(Extracted records)
--- BEGIN ---

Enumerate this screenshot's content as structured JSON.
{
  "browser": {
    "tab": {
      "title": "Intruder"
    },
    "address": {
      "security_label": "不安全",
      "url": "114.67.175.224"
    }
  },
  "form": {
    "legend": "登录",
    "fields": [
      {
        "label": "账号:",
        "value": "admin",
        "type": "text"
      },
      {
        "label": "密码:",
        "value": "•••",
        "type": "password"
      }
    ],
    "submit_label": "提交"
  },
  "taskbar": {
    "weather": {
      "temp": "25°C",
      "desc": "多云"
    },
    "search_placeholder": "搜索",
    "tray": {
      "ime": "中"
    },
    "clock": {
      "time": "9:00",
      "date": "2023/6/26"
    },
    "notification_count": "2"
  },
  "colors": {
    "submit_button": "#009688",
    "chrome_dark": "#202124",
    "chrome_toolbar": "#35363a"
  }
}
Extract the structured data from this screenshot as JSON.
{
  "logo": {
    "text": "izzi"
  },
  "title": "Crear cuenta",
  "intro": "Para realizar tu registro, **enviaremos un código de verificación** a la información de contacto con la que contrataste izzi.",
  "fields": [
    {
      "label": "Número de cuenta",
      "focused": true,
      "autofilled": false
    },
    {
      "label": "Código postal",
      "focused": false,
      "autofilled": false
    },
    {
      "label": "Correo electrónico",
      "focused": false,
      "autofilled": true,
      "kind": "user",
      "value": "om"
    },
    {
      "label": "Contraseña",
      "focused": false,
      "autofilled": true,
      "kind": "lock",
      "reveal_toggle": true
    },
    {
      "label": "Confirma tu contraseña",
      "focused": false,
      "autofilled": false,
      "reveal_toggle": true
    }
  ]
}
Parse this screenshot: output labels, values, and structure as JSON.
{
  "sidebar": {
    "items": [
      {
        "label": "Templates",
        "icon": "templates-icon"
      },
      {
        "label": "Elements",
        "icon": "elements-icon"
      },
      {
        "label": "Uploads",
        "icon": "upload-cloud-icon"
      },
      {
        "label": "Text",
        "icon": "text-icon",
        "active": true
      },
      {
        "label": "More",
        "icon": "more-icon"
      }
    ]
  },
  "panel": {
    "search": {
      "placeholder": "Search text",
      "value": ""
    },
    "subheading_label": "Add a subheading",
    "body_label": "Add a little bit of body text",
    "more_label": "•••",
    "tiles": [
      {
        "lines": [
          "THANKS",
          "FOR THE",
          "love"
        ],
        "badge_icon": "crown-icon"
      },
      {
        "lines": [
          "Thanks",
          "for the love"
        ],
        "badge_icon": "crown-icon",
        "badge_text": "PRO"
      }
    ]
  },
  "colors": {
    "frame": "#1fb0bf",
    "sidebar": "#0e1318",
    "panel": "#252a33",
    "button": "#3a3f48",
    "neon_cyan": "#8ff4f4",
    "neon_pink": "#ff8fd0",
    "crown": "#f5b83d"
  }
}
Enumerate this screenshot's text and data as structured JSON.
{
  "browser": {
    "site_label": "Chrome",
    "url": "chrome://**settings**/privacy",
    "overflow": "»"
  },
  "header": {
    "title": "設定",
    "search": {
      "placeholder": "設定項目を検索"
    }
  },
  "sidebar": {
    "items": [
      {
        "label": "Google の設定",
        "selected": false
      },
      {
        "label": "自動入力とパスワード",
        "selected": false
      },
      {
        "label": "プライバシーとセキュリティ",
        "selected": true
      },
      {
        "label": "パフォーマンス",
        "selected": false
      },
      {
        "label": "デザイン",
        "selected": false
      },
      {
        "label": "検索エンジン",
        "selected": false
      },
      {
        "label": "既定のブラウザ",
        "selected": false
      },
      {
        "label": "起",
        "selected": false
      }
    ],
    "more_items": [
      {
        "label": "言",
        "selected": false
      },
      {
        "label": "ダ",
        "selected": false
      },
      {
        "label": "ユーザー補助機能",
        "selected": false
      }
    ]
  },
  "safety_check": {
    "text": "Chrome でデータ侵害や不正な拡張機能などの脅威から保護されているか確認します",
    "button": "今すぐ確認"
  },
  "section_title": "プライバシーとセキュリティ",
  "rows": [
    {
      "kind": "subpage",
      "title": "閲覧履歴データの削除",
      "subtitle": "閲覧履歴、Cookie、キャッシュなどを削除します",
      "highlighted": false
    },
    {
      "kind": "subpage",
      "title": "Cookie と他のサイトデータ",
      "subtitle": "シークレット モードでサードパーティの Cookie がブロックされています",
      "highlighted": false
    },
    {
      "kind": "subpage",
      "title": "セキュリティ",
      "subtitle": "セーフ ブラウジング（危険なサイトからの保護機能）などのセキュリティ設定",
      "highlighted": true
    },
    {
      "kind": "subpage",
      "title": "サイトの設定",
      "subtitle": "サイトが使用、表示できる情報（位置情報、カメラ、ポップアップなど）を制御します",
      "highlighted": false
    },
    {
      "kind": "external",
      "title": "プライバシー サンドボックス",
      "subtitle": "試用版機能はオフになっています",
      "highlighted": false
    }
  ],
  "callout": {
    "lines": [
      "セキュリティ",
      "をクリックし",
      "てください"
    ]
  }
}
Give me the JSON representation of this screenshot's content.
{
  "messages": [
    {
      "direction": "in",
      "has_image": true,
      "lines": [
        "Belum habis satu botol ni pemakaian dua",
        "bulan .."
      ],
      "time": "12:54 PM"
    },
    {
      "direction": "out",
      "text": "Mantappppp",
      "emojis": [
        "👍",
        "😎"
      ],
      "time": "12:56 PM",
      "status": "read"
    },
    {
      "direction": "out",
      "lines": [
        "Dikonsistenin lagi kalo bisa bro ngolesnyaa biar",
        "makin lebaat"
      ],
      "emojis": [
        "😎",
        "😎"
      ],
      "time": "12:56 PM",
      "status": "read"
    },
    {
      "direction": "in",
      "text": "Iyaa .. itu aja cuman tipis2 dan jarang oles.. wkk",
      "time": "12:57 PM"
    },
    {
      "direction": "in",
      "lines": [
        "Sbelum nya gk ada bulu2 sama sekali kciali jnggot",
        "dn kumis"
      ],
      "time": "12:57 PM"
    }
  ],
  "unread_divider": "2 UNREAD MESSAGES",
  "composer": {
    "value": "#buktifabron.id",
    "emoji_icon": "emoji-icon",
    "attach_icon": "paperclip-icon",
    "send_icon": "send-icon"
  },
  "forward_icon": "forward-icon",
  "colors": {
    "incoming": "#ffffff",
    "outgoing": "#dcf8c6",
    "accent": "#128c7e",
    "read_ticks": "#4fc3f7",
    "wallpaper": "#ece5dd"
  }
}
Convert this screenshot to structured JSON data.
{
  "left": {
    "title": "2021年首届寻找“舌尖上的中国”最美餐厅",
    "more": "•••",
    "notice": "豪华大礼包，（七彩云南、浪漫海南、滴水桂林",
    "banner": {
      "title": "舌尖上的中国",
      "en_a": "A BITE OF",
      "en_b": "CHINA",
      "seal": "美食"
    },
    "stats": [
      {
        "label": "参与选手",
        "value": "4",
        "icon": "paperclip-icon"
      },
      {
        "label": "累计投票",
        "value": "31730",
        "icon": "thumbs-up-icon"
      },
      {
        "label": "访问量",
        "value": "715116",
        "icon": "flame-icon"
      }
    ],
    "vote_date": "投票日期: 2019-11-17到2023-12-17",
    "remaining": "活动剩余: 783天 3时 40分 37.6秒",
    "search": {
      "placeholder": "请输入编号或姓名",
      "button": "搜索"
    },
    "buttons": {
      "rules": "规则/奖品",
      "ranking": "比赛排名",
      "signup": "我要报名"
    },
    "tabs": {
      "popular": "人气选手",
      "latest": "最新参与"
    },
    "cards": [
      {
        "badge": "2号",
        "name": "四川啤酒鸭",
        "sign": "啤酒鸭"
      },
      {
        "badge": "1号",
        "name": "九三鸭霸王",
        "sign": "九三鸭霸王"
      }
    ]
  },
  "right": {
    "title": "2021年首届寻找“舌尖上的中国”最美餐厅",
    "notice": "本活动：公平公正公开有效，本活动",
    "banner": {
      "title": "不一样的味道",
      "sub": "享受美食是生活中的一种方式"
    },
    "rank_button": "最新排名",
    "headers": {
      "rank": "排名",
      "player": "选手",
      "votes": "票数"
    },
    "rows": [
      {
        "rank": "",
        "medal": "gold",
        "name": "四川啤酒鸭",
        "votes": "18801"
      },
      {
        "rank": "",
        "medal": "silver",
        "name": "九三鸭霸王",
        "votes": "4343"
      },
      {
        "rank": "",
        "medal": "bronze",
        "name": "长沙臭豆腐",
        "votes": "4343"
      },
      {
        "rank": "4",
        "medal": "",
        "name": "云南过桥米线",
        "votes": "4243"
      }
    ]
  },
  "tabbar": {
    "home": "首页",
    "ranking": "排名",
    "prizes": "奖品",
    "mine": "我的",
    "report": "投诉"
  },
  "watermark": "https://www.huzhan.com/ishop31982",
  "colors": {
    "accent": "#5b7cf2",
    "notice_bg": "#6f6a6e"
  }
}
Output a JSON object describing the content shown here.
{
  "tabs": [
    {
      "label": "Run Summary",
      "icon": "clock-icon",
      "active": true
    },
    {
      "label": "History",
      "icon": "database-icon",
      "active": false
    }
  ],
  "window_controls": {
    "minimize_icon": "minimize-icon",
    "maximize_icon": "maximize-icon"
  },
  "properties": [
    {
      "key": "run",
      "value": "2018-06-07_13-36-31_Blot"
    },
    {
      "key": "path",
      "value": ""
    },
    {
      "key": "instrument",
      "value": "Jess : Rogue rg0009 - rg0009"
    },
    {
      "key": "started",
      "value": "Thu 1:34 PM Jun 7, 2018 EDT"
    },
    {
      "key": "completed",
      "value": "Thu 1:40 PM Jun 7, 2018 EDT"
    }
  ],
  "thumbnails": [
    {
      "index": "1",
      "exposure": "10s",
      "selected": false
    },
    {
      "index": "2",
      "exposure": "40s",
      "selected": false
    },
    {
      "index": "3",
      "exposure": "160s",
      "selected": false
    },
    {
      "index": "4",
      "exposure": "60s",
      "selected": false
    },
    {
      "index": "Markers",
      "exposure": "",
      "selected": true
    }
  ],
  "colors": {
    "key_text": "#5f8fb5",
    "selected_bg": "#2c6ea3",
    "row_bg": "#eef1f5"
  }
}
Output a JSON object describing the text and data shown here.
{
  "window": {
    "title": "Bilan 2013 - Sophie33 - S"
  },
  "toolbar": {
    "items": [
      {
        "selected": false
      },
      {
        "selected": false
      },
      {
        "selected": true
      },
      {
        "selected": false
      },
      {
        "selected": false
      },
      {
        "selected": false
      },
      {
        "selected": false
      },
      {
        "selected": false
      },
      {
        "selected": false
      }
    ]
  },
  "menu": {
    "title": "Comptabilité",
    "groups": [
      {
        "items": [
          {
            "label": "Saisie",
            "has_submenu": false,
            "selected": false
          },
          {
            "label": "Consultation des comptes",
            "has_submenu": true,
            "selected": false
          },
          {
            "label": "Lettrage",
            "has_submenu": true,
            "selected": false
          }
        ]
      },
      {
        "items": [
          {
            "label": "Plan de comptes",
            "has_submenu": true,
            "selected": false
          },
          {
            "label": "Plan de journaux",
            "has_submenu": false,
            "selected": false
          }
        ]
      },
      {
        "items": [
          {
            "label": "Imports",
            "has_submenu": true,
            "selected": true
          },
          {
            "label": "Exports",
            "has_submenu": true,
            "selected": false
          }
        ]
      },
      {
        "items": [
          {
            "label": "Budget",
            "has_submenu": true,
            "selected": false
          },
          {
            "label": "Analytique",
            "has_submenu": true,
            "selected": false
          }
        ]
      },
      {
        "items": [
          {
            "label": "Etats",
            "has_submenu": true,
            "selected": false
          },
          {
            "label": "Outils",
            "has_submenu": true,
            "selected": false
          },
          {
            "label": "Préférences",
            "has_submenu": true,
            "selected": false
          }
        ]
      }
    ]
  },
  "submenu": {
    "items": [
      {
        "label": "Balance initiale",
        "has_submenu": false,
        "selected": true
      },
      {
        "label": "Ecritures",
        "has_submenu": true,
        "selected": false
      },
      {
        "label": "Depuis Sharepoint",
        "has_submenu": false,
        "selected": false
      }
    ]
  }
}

--- END ---

_Task brief_:
Check each line above for "Plan" and return the ones that have it.

_Exercise answer_:
            "label": "Plan de comptes",
            "label": "Plan de journaux",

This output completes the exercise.